**CHALLENGE:** Read the listing below and copy out every line that holds "fill".

--- Start DATASET EXCERPTS ---

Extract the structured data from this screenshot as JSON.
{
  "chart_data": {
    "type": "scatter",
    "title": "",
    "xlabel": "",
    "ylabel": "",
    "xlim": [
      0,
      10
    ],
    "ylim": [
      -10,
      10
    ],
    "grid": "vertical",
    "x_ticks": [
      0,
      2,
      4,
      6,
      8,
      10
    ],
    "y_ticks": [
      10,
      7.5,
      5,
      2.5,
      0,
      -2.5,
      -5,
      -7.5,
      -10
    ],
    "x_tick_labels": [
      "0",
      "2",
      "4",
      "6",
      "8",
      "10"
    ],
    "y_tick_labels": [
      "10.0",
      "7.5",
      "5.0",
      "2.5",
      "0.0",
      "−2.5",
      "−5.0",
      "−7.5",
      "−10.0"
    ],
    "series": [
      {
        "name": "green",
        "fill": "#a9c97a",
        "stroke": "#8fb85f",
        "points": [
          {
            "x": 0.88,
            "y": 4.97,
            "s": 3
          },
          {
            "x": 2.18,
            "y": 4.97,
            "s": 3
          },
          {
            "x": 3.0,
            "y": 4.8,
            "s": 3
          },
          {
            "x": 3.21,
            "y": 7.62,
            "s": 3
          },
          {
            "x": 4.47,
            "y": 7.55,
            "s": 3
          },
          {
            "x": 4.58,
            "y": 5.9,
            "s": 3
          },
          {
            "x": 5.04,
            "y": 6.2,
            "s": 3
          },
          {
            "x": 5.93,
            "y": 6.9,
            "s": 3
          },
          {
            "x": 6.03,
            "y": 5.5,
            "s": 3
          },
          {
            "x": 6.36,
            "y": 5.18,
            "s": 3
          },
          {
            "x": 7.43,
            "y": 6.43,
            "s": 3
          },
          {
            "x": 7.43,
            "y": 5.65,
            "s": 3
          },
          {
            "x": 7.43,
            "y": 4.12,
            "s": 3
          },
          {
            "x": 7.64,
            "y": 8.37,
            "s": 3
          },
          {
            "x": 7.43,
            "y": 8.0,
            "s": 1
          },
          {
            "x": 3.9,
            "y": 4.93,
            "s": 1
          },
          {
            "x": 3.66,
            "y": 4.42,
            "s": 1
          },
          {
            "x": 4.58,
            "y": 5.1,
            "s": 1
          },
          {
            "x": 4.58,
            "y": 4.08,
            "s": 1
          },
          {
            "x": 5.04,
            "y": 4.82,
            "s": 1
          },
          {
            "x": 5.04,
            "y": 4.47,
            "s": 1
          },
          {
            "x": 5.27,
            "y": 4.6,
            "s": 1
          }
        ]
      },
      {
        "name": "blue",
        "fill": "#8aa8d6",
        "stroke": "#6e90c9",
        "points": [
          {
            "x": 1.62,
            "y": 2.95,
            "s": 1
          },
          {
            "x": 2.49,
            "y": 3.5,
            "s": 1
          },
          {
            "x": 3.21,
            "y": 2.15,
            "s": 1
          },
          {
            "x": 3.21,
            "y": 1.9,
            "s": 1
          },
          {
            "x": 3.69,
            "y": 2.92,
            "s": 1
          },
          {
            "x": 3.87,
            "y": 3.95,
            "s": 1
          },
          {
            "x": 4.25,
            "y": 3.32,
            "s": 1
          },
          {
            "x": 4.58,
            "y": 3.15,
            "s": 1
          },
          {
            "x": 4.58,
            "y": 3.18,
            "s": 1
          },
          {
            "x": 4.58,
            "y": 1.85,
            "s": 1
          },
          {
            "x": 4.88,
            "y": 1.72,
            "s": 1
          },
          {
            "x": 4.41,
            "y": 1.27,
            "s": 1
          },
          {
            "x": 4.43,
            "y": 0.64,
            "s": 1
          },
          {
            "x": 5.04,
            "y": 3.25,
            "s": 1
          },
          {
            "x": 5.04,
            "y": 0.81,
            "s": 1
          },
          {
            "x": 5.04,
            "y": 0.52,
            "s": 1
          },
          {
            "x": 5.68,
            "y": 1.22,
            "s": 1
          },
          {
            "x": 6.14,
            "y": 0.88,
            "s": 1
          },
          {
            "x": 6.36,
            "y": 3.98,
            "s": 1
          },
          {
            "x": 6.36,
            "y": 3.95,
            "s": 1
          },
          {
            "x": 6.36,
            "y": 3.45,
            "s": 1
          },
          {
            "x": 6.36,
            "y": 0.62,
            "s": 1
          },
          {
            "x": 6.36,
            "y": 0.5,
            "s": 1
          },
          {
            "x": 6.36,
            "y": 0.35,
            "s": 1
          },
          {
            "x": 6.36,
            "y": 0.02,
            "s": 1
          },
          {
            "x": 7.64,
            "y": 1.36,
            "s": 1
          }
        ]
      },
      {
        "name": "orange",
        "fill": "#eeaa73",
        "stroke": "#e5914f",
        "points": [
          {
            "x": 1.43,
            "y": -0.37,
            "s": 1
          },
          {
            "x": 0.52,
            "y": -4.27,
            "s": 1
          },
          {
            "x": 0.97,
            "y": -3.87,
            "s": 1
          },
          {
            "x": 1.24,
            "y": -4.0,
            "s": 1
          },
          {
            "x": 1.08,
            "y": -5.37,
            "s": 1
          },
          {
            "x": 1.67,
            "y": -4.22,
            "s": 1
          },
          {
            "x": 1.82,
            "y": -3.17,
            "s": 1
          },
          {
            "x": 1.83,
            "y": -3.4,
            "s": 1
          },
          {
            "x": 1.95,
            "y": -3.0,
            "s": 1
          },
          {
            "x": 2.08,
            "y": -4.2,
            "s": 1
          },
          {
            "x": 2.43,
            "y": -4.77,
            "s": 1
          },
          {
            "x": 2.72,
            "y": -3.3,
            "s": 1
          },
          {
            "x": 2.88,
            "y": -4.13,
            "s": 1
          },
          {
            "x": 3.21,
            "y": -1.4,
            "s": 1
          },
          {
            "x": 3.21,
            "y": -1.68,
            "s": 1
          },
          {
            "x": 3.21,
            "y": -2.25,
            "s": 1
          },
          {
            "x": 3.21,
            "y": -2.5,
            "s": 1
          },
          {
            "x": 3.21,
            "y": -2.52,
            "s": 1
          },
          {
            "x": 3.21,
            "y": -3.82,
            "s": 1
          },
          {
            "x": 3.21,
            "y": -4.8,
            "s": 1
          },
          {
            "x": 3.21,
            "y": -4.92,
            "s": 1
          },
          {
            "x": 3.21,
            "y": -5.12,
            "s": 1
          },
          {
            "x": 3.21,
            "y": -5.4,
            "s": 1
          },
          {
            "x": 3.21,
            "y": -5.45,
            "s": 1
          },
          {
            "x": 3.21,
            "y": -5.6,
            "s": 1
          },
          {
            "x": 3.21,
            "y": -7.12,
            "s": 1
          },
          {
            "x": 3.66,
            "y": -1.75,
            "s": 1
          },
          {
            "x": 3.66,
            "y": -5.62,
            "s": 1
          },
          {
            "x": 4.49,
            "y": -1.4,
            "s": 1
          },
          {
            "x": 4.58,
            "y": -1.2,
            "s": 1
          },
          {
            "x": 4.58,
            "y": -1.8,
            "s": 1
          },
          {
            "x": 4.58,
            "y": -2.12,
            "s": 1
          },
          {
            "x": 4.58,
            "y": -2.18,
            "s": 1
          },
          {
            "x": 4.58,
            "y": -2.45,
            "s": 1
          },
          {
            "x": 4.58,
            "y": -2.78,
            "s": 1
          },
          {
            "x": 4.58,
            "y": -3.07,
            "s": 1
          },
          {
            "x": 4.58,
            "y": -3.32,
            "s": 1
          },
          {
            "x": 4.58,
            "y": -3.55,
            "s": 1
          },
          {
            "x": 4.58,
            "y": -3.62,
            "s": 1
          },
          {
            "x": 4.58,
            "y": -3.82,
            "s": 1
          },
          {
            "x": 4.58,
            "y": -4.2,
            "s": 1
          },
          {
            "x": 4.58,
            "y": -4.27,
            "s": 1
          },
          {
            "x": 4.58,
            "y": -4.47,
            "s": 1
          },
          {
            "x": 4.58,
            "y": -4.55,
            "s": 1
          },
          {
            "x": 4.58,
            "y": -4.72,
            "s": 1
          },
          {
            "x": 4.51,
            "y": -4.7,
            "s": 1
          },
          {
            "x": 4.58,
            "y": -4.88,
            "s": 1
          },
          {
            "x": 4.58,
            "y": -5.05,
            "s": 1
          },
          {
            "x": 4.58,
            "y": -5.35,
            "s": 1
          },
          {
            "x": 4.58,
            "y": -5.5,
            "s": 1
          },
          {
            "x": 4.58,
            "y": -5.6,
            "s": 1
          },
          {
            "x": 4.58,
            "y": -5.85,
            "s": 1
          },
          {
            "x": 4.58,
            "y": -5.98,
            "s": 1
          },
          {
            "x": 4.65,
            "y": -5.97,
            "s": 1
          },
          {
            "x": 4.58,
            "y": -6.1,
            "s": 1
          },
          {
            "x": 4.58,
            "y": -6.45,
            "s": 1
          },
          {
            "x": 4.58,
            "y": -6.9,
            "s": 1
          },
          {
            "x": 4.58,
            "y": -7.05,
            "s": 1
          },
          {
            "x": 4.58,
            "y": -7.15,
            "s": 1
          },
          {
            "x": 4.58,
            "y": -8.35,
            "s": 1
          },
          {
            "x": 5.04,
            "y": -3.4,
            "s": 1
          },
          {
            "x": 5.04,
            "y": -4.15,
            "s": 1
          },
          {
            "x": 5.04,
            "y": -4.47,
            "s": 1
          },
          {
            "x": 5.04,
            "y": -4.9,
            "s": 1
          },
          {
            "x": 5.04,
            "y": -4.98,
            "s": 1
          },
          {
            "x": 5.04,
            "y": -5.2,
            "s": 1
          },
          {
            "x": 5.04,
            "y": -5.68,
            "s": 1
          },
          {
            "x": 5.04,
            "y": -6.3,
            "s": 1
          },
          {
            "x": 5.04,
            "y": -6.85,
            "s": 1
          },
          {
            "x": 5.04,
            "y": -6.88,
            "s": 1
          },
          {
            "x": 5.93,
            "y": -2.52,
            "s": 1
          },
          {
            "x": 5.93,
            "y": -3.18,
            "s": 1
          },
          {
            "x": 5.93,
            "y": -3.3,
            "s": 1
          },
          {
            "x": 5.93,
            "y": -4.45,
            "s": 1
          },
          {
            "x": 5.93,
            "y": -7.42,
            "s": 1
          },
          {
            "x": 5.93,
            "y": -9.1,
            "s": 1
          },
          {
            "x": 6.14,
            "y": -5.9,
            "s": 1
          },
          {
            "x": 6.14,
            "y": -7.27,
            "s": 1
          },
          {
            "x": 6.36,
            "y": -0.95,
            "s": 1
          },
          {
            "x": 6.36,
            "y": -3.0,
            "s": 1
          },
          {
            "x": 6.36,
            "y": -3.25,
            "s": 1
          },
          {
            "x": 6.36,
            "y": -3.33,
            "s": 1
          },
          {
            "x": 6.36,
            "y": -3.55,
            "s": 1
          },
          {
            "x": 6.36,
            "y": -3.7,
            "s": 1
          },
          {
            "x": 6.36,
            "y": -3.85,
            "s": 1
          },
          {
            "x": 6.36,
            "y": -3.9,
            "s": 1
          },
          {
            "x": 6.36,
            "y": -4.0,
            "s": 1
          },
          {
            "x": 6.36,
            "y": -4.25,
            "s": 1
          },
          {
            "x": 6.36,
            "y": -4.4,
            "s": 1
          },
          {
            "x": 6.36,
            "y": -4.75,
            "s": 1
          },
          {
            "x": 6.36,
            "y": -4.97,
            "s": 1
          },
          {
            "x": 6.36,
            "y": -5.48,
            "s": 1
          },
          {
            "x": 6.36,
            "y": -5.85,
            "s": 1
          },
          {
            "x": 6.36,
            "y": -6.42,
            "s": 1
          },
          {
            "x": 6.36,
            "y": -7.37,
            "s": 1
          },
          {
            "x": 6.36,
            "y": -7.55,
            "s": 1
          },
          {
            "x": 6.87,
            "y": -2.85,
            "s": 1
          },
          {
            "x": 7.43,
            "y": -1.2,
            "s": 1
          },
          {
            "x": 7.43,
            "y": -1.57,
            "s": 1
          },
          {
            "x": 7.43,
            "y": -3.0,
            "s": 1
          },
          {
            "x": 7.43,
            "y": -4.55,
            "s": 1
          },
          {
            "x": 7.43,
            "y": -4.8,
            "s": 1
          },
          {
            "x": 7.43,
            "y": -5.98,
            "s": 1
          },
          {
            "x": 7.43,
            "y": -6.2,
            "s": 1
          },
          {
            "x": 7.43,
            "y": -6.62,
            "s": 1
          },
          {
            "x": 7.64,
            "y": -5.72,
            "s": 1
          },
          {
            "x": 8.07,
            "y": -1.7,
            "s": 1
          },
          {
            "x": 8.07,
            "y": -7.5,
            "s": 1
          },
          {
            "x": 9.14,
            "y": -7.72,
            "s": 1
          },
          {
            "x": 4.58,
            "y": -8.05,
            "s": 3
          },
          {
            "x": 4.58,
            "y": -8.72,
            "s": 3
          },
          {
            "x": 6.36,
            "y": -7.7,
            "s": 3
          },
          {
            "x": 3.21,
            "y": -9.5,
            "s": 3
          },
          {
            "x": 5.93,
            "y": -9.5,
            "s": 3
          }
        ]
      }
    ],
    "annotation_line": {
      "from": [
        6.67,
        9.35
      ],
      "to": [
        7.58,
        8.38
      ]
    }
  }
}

--- End DATASET EXCERPTS ---

**WRITTEN ANSWER:**
        "fill": "#a9c97a",
        "fill": "#8aa8d6",
        "fill": "#eeaa73",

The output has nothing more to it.